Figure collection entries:
===

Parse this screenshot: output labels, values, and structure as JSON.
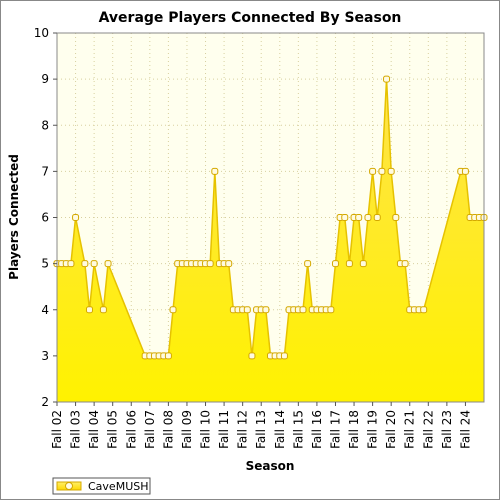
{
  "chart_data": {
    "type": "area",
    "title": "Average Players Connected By Season",
    "xlabel": "Season",
    "ylabel": "Players Connected",
    "ylim": [
      2,
      10
    ],
    "yticks": [
      2,
      3,
      4,
      5,
      6,
      7,
      8,
      9,
      10
    ],
    "grid": true,
    "legend_position": "bottom-left",
    "x_tick_labels": [
      "Fall 02",
      "Fall 03",
      "Fall 04",
      "Fall 05",
      "Fall 06",
      "Fall 07",
      "Fall 08",
      "Fall 09",
      "Fall 10",
      "Fall 11",
      "Fall 12",
      "Fall 13",
      "Fall 14",
      "Fall 15",
      "Fall 16",
      "Fall 17",
      "Fall 18",
      "Fall 19",
      "Fall 20",
      "Fall 21",
      "Fall 22",
      "Fall 23",
      "Fall 24"
    ],
    "series": [
      {
        "name": "CaveMUSH",
        "color": "#ffdd00",
        "fill_top": "#fff570",
        "fill_bottom": "#ffee00",
        "line_color": "#e6c200",
        "marker_fill": "#fffbe0",
        "marker_stroke": "#d4a800",
        "points": [
          {
            "x": 2002.0,
            "y": 5
          },
          {
            "x": 2002.25,
            "y": 5
          },
          {
            "x": 2002.5,
            "y": 5
          },
          {
            "x": 2002.75,
            "y": 5
          },
          {
            "x": 2003.0,
            "y": 6
          },
          {
            "x": 2003.5,
            "y": 5
          },
          {
            "x": 2003.75,
            "y": 4
          },
          {
            "x": 2004.0,
            "y": 5
          },
          {
            "x": 2004.5,
            "y": 4
          },
          {
            "x": 2004.75,
            "y": 5
          },
          {
            "x": 2006.75,
            "y": 3
          },
          {
            "x": 2007.0,
            "y": 3
          },
          {
            "x": 2007.25,
            "y": 3
          },
          {
            "x": 2007.5,
            "y": 3
          },
          {
            "x": 2007.75,
            "y": 3
          },
          {
            "x": 2008.0,
            "y": 3
          },
          {
            "x": 2008.25,
            "y": 4
          },
          {
            "x": 2008.5,
            "y": 5
          },
          {
            "x": 2008.75,
            "y": 5
          },
          {
            "x": 2009.0,
            "y": 5
          },
          {
            "x": 2009.25,
            "y": 5
          },
          {
            "x": 2009.5,
            "y": 5
          },
          {
            "x": 2009.75,
            "y": 5
          },
          {
            "x": 2010.0,
            "y": 5
          },
          {
            "x": 2010.25,
            "y": 5
          },
          {
            "x": 2010.5,
            "y": 7
          },
          {
            "x": 2010.75,
            "y": 5
          },
          {
            "x": 2011.0,
            "y": 5
          },
          {
            "x": 2011.25,
            "y": 5
          },
          {
            "x": 2011.5,
            "y": 4
          },
          {
            "x": 2011.75,
            "y": 4
          },
          {
            "x": 2012.0,
            "y": 4
          },
          {
            "x": 2012.25,
            "y": 4
          },
          {
            "x": 2012.5,
            "y": 3
          },
          {
            "x": 2012.75,
            "y": 4
          },
          {
            "x": 2013.0,
            "y": 4
          },
          {
            "x": 2013.25,
            "y": 4
          },
          {
            "x": 2013.5,
            "y": 3
          },
          {
            "x": 2013.75,
            "y": 3
          },
          {
            "x": 2014.0,
            "y": 3
          },
          {
            "x": 2014.25,
            "y": 3
          },
          {
            "x": 2014.5,
            "y": 4
          },
          {
            "x": 2014.75,
            "y": 4
          },
          {
            "x": 2015.0,
            "y": 4
          },
          {
            "x": 2015.25,
            "y": 4
          },
          {
            "x": 2015.5,
            "y": 5
          },
          {
            "x": 2015.75,
            "y": 4
          },
          {
            "x": 2016.0,
            "y": 4
          },
          {
            "x": 2016.25,
            "y": 4
          },
          {
            "x": 2016.5,
            "y": 4
          },
          {
            "x": 2016.75,
            "y": 4
          },
          {
            "x": 2017.0,
            "y": 5
          },
          {
            "x": 2017.25,
            "y": 6
          },
          {
            "x": 2017.5,
            "y": 6
          },
          {
            "x": 2017.75,
            "y": 5
          },
          {
            "x": 2018.0,
            "y": 6
          },
          {
            "x": 2018.25,
            "y": 6
          },
          {
            "x": 2018.5,
            "y": 5
          },
          {
            "x": 2018.75,
            "y": 6
          },
          {
            "x": 2019.0,
            "y": 7
          },
          {
            "x": 2019.25,
            "y": 6
          },
          {
            "x": 2019.5,
            "y": 7
          },
          {
            "x": 2019.75,
            "y": 9
          },
          {
            "x": 2020.0,
            "y": 7
          },
          {
            "x": 2020.25,
            "y": 6
          },
          {
            "x": 2020.5,
            "y": 5
          },
          {
            "x": 2020.75,
            "y": 5
          },
          {
            "x": 2021.0,
            "y": 4
          },
          {
            "x": 2021.25,
            "y": 4
          },
          {
            "x": 2021.5,
            "y": 4
          },
          {
            "x": 2021.75,
            "y": 4
          },
          {
            "x": 2023.75,
            "y": 7
          },
          {
            "x": 2024.0,
            "y": 7
          },
          {
            "x": 2024.25,
            "y": 6
          },
          {
            "x": 2024.5,
            "y": 6
          },
          {
            "x": 2024.75,
            "y": 6
          },
          {
            "x": 2025.0,
            "y": 6
          }
        ],
        "marker_x_years": [
          2002.0,
          2002.25,
          2002.5,
          2002.75,
          2003.0,
          2003.5,
          2003.75,
          2004.0,
          2004.5,
          2004.75,
          2006.75,
          2007.0,
          2007.25,
          2007.5,
          2007.75,
          2008.0,
          2008.25,
          2008.5,
          2008.75,
          2009.0,
          2009.25,
          2009.5,
          2009.75,
          2010.0,
          2010.25,
          2010.5,
          2010.75,
          2011.0,
          2011.25,
          2011.5,
          2011.75,
          2012.0,
          2012.25,
          2012.5,
          2012.75,
          2013.0,
          2013.25,
          2013.5,
          2013.75,
          2014.0,
          2014.25,
          2014.5,
          2014.75,
          2015.0,
          2015.25,
          2015.5,
          2015.75,
          2016.0,
          2016.25,
          2016.5,
          2016.75,
          2017.0,
          2017.25,
          2017.5,
          2017.75,
          2018.0,
          2018.25,
          2018.5,
          2018.75,
          2019.0,
          2019.25,
          2019.5,
          2019.75,
          2020.0,
          2020.25,
          2020.5,
          2020.75,
          2021.0,
          2021.25,
          2021.5,
          2021.75,
          2023.75,
          2024.0,
          2024.25,
          2024.5,
          2024.75,
          2025.0
        ]
      }
    ]
  }
}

===

● What is required:
Leave out the pictures and reproduce the rest of the listing exactly.

● Completed exercise:
Parse this screenshot: output labels, values, and structure as JSON.
{
  "chart_data": {
    "type": "area",
    "title": "Average Players Connected By Season",
    "xlabel": "Season",
    "ylabel": "Players Connected",
    "ylim": [
      2,
      10
    ],
    "yticks": [
      2,
      3,
      4,
      5,
      6,
      7,
      8,
      9,
      10
    ],
    "grid": true,
    "legend_position": "bottom-left",
    "x_tick_labels": [
      "Fall 02",
      "Fall 03",
      "Fall 04",
      "Fall 05",
      "Fall 06",
      "Fall 07",
      "Fall 08",
      "Fall 09",
      "Fall 10",
      "Fall 11",
      "Fall 12",
      "Fall 13",
      "Fall 14",
      "Fall 15",
      "Fall 16",
      "Fall 17",
      "Fall 18",
      "Fall 19",
      "Fall 20",
      "Fall 21",
      "Fall 22",
      "Fall 23",
      "Fall 24"
    ],
    "series": [
      {
        "name": "CaveMUSH",
        "color": "#ffdd00",
        "fill_top": "#fff570",
        "fill_bottom": "#ffee00",
        "line_color": "#e6c200",
        "marker_fill": "#fffbe0",
        "marker_stroke": "#d4a800",
        "points": [
          {
            "x": 2002.0,
            "y": 5
          },
          {
            "x": 2002.25,
            "y": 5
          },
          {
            "x": 2002.5,
            "y": 5
          },
          {
            "x": 2002.75,
            "y": 5
          },
          {
            "x": 2003.0,
            "y": 6
          },
          {
            "x": 2003.5,
            "y": 5
          },
          {
            "x": 2003.75,
            "y": 4
          },
          {
            "x": 2004.0,
            "y": 5
          },
          {
            "x": 2004.5,
            "y": 4
          },
          {
            "x": 2004.75,
            "y": 5
          },
          {
            "x": 2006.75,
            "y": 3
          },
          {
            "x": 2007.0,
            "y": 3
          },
          {
            "x": 2007.25,
            "y": 3
          },
          {
            "x": 2007.5,
            "y": 3
          },
          {
            "x": 2007.75,
            "y": 3
          },
          {
            "x": 2008.0,
            "y": 3
          },
          {
            "x": 2008.25,
            "y": 4
          },
          {
            "x": 2008.5,
            "y": 5
          },
          {
            "x": 2008.75,
            "y": 5
          },
          {
            "x": 2009.0,
            "y": 5
          },
          {
            "x": 2009.25,
            "y": 5
          },
          {
            "x": 2009.5,
            "y": 5
          },
          {
            "x": 2009.75,
            "y": 5
          },
          {
            "x": 2010.0,
            "y": 5
          },
          {
            "x": 2010.25,
            "y": 5
          },
          {
            "x": 2010.5,
            "y": 7
          },
          {
            "x": 2010.75,
            "y": 5
          },
          {
            "x": 2011.0,
            "y": 5
          },
          {
            "x": 2011.25,
            "y": 5
          },
          {
            "x": 2011.5,
            "y": 4
          },
          {
            "x": 2011.75,
            "y": 4
          },
          {
            "x": 2012.0,
            "y": 4
          },
          {
            "x": 2012.25,
            "y": 4
          },
          {
            "x": 2012.5,
            "y": 3
          },
          {
            "x": 2012.75,
            "y": 4
          },
          {
            "x": 2013.0,
            "y": 4
          },
          {
            "x": 2013.25,
            "y": 4
          },
          {
            "x": 2013.5,
            "y": 3
          },
          {
            "x": 2013.75,
            "y": 3
          },
          {
            "x": 2014.0,
            "y": 3
          },
          {
            "x": 2014.25,
            "y": 3
          },
          {
            "x": 2014.5,
            "y": 4
          },
          {
            "x": 2014.75,
            "y": 4
          },
          {
            "x": 2015.0,
            "y": 4
          },
          {
            "x": 2015.25,
            "y": 4
          },
          {
            "x": 2015.5,
            "y": 5
          },
          {
            "x": 2015.75,
            "y": 4
          },
          {
            "x": 2016.0,
            "y": 4
          },
          {
            "x": 2016.25,
            "y": 4
          },
          {
            "x": 2016.5,
            "y": 4
          },
          {
            "x": 2016.75,
            "y": 4
          },
          {
            "x": 2017.0,
            "y": 5
          },
          {
            "x": 2017.25,
            "y": 6
          },
          {
            "x": 2017.5,
            "y": 6
          },
          {
            "x": 2017.75,
            "y": 5
          },
          {
            "x": 2018.0,
            "y": 6
          },
          {
            "x": 2018.25,
            "y": 6
          },
          {
            "x": 2018.5,
            "y": 5
          },
          {
            "x": 2018.75,
            "y": 6
          },
          {
            "x": 2019.0,
            "y": 7
          },
          {
            "x": 2019.25,
            "y": 6
          },
          {
            "x": 2019.5,
            "y": 7
          },
          {
            "x": 2019.75,
            "y": 9
          },
          {
            "x": 2020.0,
            "y": 7
          },
          {
            "x": 2020.25,
            "y": 6
          },
          {
            "x": 2020.5,
            "y": 5
          },
          {
            "x": 2020.75,
            "y": 5
          },
          {
            "x": 2021.0,
            "y": 4
          },
          {
            "x": 2021.25,
            "y": 4
          },
          {
            "x": 2021.5,
            "y": 4
          },
          {
            "x": 2021.75,
            "y": 4
          },
          {
            "x": 2023.75,
            "y": 7
          },
          {
            "x": 2024.0,
            "y": 7
          },
          {
            "x": 2024.25,
            "y": 6
          },
          {
            "x": 2024.5,
            "y": 6
          },
          {
            "x": 2024.75,
            "y": 6
          },
          {
            "x": 2025.0,
            "y": 6
          }
        ],
        "marker_x_years": [
          2002.0,
          2002.25,
          2002.5,
          2002.75,
          2003.0,
          2003.5,
          2003.75,
          2004.0,
          2004.5,
          2004.75,
          2006.75,
          2007.0,
          2007.25,
          2007.5,
          2007.75,
          2008.0,
          2008.25,
          2008.5,
          2008.75,
          2009.0,
          2009.25,
          2009.5,
          2009.75,
          2010.0,
          2010.25,
          2010.5,
          2010.75,
          2011.0,
          2011.25,
          2011.5,
          2011.75,
          2012.0,
          2012.25,
          2012.5,
          2012.75,
          2013.0,
          2013.25,
          2013.5,
          2013.75,
          2014.0,
          2014.25,
          2014.5,
          2014.75,
          2015.0,
          2015.25,
          2015.5,
          2015.75,
          2016.0,
          2016.25,
          2016.5,
          2016.75,
          2017.0,
          2017.25,
          2017.5,
          2017.75,
          2018.0,
          2018.25,
          2018.5,
          2018.75,
          2019.0,
          2019.25,
          2019.5,
          2019.75,
          2020.0,
          2020.25,
          2020.5,
          2020.75,
          2021.0,
          2021.25,
          2021.5,
          2021.75,
          2023.75,
          2024.0,
          2024.25,
          2024.5,
          2024.75,
          2025.0
        ]
      }
    ]
  }
}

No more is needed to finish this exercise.